REQUIREMENT => Below is a block of records; repeat all of them exactly.

[Rows from a dataset]
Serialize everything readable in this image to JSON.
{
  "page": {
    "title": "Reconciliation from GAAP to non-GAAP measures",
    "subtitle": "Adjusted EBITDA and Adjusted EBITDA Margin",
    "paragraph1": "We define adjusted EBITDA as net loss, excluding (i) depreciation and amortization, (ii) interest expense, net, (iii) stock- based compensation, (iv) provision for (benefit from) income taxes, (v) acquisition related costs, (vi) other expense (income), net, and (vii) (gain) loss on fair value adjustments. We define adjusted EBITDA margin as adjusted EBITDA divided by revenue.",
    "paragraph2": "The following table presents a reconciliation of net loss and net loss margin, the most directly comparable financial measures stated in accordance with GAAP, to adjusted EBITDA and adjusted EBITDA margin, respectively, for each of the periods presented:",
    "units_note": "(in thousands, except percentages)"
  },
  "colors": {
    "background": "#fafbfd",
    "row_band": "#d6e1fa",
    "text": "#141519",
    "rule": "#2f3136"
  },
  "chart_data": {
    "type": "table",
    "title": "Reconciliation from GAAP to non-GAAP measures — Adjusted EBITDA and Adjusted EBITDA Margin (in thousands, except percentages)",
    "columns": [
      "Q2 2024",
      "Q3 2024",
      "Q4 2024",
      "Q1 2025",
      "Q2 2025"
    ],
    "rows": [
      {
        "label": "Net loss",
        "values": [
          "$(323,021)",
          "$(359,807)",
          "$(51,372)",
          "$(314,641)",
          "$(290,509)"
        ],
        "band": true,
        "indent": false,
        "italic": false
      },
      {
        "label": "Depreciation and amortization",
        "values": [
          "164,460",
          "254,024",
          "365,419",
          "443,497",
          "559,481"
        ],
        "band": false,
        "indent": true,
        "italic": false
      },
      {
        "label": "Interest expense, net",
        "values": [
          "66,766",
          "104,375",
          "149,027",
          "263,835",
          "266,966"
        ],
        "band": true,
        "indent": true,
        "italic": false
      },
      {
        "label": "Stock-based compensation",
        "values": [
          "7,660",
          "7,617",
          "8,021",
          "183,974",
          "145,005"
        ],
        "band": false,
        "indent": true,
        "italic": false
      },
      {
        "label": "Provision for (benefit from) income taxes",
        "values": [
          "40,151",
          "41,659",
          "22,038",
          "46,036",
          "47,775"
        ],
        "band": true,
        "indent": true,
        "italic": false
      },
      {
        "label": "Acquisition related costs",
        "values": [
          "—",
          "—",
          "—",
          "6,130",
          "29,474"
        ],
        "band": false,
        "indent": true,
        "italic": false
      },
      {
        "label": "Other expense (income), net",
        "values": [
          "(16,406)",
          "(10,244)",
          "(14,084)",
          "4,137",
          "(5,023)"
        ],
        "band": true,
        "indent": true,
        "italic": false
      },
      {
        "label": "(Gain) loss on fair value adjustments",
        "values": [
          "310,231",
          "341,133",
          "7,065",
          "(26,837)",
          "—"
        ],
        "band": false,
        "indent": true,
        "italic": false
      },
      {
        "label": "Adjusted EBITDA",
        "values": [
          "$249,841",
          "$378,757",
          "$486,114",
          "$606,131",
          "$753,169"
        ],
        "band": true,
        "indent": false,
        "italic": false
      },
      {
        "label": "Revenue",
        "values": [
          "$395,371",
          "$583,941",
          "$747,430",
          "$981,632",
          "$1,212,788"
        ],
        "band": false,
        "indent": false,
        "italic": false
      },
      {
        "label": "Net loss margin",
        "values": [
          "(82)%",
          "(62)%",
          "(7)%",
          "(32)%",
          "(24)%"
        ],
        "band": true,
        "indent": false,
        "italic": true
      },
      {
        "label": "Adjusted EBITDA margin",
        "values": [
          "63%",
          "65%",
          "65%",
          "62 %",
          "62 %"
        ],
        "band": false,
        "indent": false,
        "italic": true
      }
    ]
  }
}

EXERCISE SOLUTION =>
Serialize everything readable in this image to JSON.
{
  "page": {
    "title": "Reconciliation from GAAP to non-GAAP measures",
    "subtitle": "Adjusted EBITDA and Adjusted EBITDA Margin",
    "paragraph1": "We define adjusted EBITDA as net loss, excluding (i) depreciation and amortization, (ii) interest expense, net, (iii) stock- based compensation, (iv) provision for (benefit from) income taxes, (v) acquisition related costs, (vi) other expense (income), net, and (vii) (gain) loss on fair value adjustments. We define adjusted EBITDA margin as adjusted EBITDA divided by revenue.",
    "paragraph2": "The following table presents a reconciliation of net loss and net loss margin, the most directly comparable financial measures stated in accordance with GAAP, to adjusted EBITDA and adjusted EBITDA margin, respectively, for each of the periods presented:",
    "units_note": "(in thousands, except percentages)"
  },
  "colors": {
    "background": "#fafbfd",
    "row_band": "#d6e1fa",
    "text": "#141519",
    "rule": "#2f3136"
  },
  "chart_data": {
    "type": "table",
    "title": "Reconciliation from GAAP to non-GAAP measures — Adjusted EBITDA and Adjusted EBITDA Margin (in thousands, except percentages)",
    "columns": [
      "Q2 2024",
      "Q3 2024",
      "Q4 2024",
      "Q1 2025",
      "Q2 2025"
    ],
    "rows": [
      {
        "label": "Net loss",
        "values": [
          "$(323,021)",
          "$(359,807)",
          "$(51,372)",
          "$(314,641)",
          "$(290,509)"
        ],
        "band": true,
        "indent": false,
        "italic": false
      },
      {
        "label": "Depreciation and amortization",
        "values": [
          "164,460",
          "254,024",
          "365,419",
          "443,497",
          "559,481"
        ],
        "band": false,
        "indent": true,
        "italic": false
      },
      {
        "label": "Interest expense, net",
        "values": [
          "66,766",
          "104,375",
          "149,027",
          "263,835",
          "266,966"
        ],
        "band": true,
        "indent": true,
        "italic": false
      },
      {
        "label": "Stock-based compensation",
        "values": [
          "7,660",
          "7,617",
          "8,021",
          "183,974",
          "145,005"
        ],
        "band": false,
        "indent": true,
        "italic": false
      },
      {
        "label": "Provision for (benefit from) income taxes",
        "values": [
          "40,151",
          "41,659",
          "22,038",
          "46,036",
          "47,775"
        ],
        "band": true,
        "indent": true,
        "italic": false
      },
      {
        "label": "Acquisition related costs",
        "values": [
          "—",
          "—",
          "—",
          "6,130",
          "29,474"
        ],
        "band": false,
        "indent": true,
        "italic": false
      },
      {
        "label": "Other expense (income), net",
        "values": [
          "(16,406)",
          "(10,244)",
          "(14,084)",
          "4,137",
          "(5,023)"
        ],
        "band": true,
        "indent": true,
        "italic": false
      },
      {
        "label": "(Gain) loss on fair value adjustments",
        "values": [
          "310,231",
          "341,133",
          "7,065",
          "(26,837)",
          "—"
        ],
        "band": false,
        "indent": true,
        "italic": false
      },
      {
        "label": "Adjusted EBITDA",
        "values": [
          "$249,841",
          "$378,757",
          "$486,114",
          "$606,131",
          "$753,169"
        ],
        "band": true,
        "indent": false,
        "italic": false
      },
      {
        "label": "Revenue",
        "values": [
          "$395,371",
          "$583,941",
          "$747,430",
          "$981,632",
          "$1,212,788"
        ],
        "band": false,
        "indent": false,
        "italic": false
      },
      {
        "label": "Net loss margin",
        "values": [
          "(82)%",
          "(62)%",
          "(7)%",
          "(32)%",
          "(24)%"
        ],
        "band": true,
        "indent": false,
        "italic": true
      },
      {
        "label": "Adjusted EBITDA margin",
        "values": [
          "63%",
          "65%",
          "65%",
          "62 %",
          "62 %"
        ],
        "band": false,
        "indent": false,
        "italic": true
      }
    ]
  }
}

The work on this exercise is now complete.